START Stored data
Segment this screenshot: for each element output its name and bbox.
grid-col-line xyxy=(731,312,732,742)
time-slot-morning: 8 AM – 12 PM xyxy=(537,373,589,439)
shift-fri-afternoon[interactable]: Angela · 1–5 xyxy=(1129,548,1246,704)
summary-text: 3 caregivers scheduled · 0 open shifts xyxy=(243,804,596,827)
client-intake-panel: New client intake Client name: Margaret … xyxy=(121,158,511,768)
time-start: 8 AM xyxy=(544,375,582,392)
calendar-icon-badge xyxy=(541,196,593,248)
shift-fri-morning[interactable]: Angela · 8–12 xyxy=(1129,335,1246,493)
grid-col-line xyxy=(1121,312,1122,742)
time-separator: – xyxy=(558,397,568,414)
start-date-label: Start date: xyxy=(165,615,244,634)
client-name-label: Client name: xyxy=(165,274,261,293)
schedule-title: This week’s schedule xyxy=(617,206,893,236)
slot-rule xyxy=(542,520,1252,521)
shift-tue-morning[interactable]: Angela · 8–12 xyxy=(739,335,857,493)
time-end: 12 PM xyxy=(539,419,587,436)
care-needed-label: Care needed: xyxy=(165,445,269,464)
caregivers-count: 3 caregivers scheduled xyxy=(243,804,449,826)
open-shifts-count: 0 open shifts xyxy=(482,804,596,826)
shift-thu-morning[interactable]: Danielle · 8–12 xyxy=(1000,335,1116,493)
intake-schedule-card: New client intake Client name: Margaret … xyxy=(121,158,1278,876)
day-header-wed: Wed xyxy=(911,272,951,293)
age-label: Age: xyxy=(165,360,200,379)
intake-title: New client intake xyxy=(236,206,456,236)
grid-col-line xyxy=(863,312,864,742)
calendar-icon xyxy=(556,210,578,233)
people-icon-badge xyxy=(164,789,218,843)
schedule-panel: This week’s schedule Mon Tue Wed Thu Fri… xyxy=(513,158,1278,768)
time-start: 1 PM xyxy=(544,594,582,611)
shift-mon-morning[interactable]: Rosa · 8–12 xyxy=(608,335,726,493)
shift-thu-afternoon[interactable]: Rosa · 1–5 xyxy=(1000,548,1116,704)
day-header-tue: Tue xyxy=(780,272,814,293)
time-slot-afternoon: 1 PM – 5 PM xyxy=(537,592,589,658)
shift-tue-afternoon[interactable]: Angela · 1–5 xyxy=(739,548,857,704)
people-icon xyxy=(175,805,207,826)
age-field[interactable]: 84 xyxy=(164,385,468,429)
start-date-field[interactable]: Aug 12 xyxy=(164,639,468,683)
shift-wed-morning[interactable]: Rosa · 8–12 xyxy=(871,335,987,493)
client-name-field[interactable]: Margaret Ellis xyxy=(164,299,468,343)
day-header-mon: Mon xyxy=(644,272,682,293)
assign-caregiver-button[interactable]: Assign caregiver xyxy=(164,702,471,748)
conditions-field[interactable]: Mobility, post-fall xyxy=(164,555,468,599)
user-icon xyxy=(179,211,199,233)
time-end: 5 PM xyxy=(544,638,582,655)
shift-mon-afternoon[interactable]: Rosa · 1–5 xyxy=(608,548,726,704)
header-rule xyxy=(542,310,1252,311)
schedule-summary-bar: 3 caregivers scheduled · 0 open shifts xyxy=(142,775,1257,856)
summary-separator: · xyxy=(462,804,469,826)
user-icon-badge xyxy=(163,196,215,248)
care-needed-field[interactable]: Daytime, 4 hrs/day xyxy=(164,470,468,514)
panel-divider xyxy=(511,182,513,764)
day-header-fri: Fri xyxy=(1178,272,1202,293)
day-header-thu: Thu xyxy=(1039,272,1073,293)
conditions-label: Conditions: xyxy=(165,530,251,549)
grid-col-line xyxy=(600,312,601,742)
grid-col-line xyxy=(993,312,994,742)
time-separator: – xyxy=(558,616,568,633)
END Stored data
Aim:
Write out every line of the material above word for word, keeping each character unchanged and leaving nothing out.

Response:
Segment this screenshot: for each element output its name and bbox.
grid-col-line xyxy=(731,312,732,742)
time-slot-morning: 8 AM – 12 PM xyxy=(537,373,589,439)
shift-fri-afternoon[interactable]: Angela · 1–5 xyxy=(1129,548,1246,704)
summary-text: 3 caregivers scheduled · 0 open shifts xyxy=(243,804,596,827)
client-intake-panel: New client intake Client name: Margaret … xyxy=(121,158,511,768)
time-start: 8 AM xyxy=(544,375,582,392)
calendar-icon-badge xyxy=(541,196,593,248)
shift-fri-morning[interactable]: Angela · 8–12 xyxy=(1129,335,1246,493)
grid-col-line xyxy=(1121,312,1122,742)
time-separator: – xyxy=(558,397,568,414)
start-date-label: Start date: xyxy=(165,615,244,634)
client-name-label: Client name: xyxy=(165,274,261,293)
schedule-title: This week’s schedule xyxy=(617,206,893,236)
slot-rule xyxy=(542,520,1252,521)
shift-tue-morning[interactable]: Angela · 8–12 xyxy=(739,335,857,493)
time-end: 12 PM xyxy=(539,419,587,436)
care-needed-label: Care needed: xyxy=(165,445,269,464)
caregivers-count: 3 caregivers scheduled xyxy=(243,804,449,826)
open-shifts-count: 0 open shifts xyxy=(482,804,596,826)
shift-thu-morning[interactable]: Danielle · 8–12 xyxy=(1000,335,1116,493)
intake-schedule-card: New client intake Client name: Margaret … xyxy=(121,158,1278,876)
day-header-wed: Wed xyxy=(911,272,951,293)
age-label: Age: xyxy=(165,360,200,379)
intake-title: New client intake xyxy=(236,206,456,236)
grid-col-line xyxy=(863,312,864,742)
calendar-icon xyxy=(556,210,578,233)
people-icon-badge xyxy=(164,789,218,843)
schedule-panel: This week’s schedule Mon Tue Wed Thu Fri… xyxy=(513,158,1278,768)
time-start: 1 PM xyxy=(544,594,582,611)
shift-mon-morning[interactable]: Rosa · 8–12 xyxy=(608,335,726,493)
shift-thu-afternoon[interactable]: Rosa · 1–5 xyxy=(1000,548,1116,704)
day-header-tue: Tue xyxy=(780,272,814,293)
time-slot-afternoon: 1 PM – 5 PM xyxy=(537,592,589,658)
shift-tue-afternoon[interactable]: Angela · 1–5 xyxy=(739,548,857,704)
people-icon xyxy=(175,805,207,826)
age-field[interactable]: 84 xyxy=(164,385,468,429)
start-date-field[interactable]: Aug 12 xyxy=(164,639,468,683)
shift-wed-morning[interactable]: Rosa · 8–12 xyxy=(871,335,987,493)
client-name-field[interactable]: Margaret Ellis xyxy=(164,299,468,343)
day-header-mon: Mon xyxy=(644,272,682,293)
assign-caregiver-button[interactable]: Assign caregiver xyxy=(164,702,471,748)
conditions-field[interactable]: Mobility, post-fall xyxy=(164,555,468,599)
user-icon xyxy=(179,211,199,233)
time-end: 5 PM xyxy=(544,638,582,655)
shift-mon-afternoon[interactable]: Rosa · 1–5 xyxy=(608,548,726,704)
header-rule xyxy=(542,310,1252,311)
schedule-summary-bar: 3 caregivers scheduled · 0 open shifts xyxy=(142,775,1257,856)
summary-separator: · xyxy=(462,804,469,826)
user-icon-badge xyxy=(163,196,215,248)
care-needed-field[interactable]: Daytime, 4 hrs/day xyxy=(164,470,468,514)
panel-divider xyxy=(511,182,513,764)
day-header-fri: Fri xyxy=(1178,272,1202,293)
day-header-thu: Thu xyxy=(1039,272,1073,293)
conditions-label: Conditions: xyxy=(165,530,251,549)
grid-col-line xyxy=(600,312,601,742)
grid-col-line xyxy=(993,312,994,742)
time-separator: – xyxy=(558,616,568,633)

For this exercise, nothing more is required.